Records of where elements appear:
>>>

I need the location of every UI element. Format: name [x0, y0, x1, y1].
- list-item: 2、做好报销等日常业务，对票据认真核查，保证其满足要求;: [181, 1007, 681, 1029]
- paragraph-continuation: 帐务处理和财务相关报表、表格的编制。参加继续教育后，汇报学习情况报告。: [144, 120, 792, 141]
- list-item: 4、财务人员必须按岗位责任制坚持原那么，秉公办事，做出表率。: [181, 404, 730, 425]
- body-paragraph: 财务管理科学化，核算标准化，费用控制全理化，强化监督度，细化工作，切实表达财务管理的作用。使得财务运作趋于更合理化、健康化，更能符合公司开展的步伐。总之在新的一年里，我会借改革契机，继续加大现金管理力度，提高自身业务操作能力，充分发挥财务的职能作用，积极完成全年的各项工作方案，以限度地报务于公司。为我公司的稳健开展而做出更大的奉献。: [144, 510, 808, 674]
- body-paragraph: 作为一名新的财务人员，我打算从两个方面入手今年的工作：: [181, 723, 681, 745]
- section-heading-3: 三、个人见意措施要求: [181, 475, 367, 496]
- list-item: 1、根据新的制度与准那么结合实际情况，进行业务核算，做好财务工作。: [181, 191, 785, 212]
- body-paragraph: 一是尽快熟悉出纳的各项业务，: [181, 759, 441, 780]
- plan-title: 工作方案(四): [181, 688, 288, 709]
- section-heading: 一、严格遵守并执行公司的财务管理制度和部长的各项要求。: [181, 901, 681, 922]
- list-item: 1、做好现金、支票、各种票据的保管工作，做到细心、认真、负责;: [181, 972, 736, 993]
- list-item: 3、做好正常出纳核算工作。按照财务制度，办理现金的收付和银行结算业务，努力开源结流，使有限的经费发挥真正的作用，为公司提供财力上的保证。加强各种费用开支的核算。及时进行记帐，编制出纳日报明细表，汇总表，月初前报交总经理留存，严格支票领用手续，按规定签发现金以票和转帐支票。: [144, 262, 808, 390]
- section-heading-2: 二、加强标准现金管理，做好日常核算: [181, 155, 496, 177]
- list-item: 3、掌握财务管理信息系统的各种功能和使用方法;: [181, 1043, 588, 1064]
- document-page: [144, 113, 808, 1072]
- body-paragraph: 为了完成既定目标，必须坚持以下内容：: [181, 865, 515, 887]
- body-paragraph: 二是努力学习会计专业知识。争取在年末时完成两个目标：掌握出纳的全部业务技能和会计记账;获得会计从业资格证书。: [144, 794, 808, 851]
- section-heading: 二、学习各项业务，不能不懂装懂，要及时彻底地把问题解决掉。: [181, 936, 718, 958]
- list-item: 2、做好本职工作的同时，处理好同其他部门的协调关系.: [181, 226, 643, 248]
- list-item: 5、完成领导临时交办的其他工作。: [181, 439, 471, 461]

<<<

- [PROMPT]
Rewrite the rows with "body-paragraph" replaced by "text-paragraph" throughout, leaving everything else unchanged.

- [WRITTEN RESPONSE]
I need the location of every UI element. Format: name [x0, y0, x1, y1].
- list-item: 2、做好报销等日常业务，对票据认真核查，保证其满足要求;: [181, 1007, 681, 1029]
- paragraph-continuation: 帐务处理和财务相关报表、表格的编制。参加继续教育后，汇报学习情况报告。: [144, 120, 792, 141]
- list-item: 4、财务人员必须按岗位责任制坚持原那么，秉公办事，做出表率。: [181, 404, 730, 425]
- text-paragraph: 财务管理科学化，核算标准化，费用控制全理化，强化监督度，细化工作，切实表达财务管理的作用。使得财务运作趋于更合理化、健康化，更能符合公司开展的步伐。总之在新的一年里，我会借改革契机，继续加大现金管理力度，提高自身业务操作能力，充分发挥财务的职能作用，积极完成全年的各项工作方案，以限度地报务于公司。为我公司的稳健开展而做出更大的奉献。: [144, 510, 808, 674]
- text-paragraph: 作为一名新的财务人员，我打算从两个方面入手今年的工作：: [181, 723, 681, 745]
- section-heading-3: 三、个人见意措施要求: [181, 475, 367, 496]
- list-item: 1、根据新的制度与准那么结合实际情况，进行业务核算，做好财务工作。: [181, 191, 785, 212]
- text-paragraph: 一是尽快熟悉出纳的各项业务，: [181, 759, 441, 780]
- plan-title: 工作方案(四): [181, 688, 288, 709]
- section-heading: 一、严格遵守并执行公司的财务管理制度和部长的各项要求。: [181, 901, 681, 922]
- list-item: 1、做好现金、支票、各种票据的保管工作，做到细心、认真、负责;: [181, 972, 736, 993]
- list-item: 3、做好正常出纳核算工作。按照财务制度，办理现金的收付和银行结算业务，努力开源结流，使有限的经费发挥真正的作用，为公司提供财力上的保证。加强各种费用开支的核算。及时进行记帐，编制出纳日报明细表，汇总表，月初前报交总经理留存，严格支票领用手续，按规定签发现金以票和转帐支票。: [144, 262, 808, 390]
- section-heading-2: 二、加强标准现金管理，做好日常核算: [181, 155, 496, 177]
- list-item: 3、掌握财务管理信息系统的各种功能和使用方法;: [181, 1043, 588, 1064]
- document-page: [144, 113, 808, 1072]
- text-paragraph: 为了完成既定目标，必须坚持以下内容：: [181, 865, 515, 887]
- text-paragraph: 二是努力学习会计专业知识。争取在年末时完成两个目标：掌握出纳的全部业务技能和会计记账;获得会计从业资格证书。: [144, 794, 808, 851]
- section-heading: 二、学习各项业务，不能不懂装懂，要及时彻底地把问题解决掉。: [181, 936, 718, 958]
- list-item: 2、做好本职工作的同时，处理好同其他部门的协调关系.: [181, 226, 643, 248]
- list-item: 5、完成领导临时交办的其他工作。: [181, 439, 471, 461]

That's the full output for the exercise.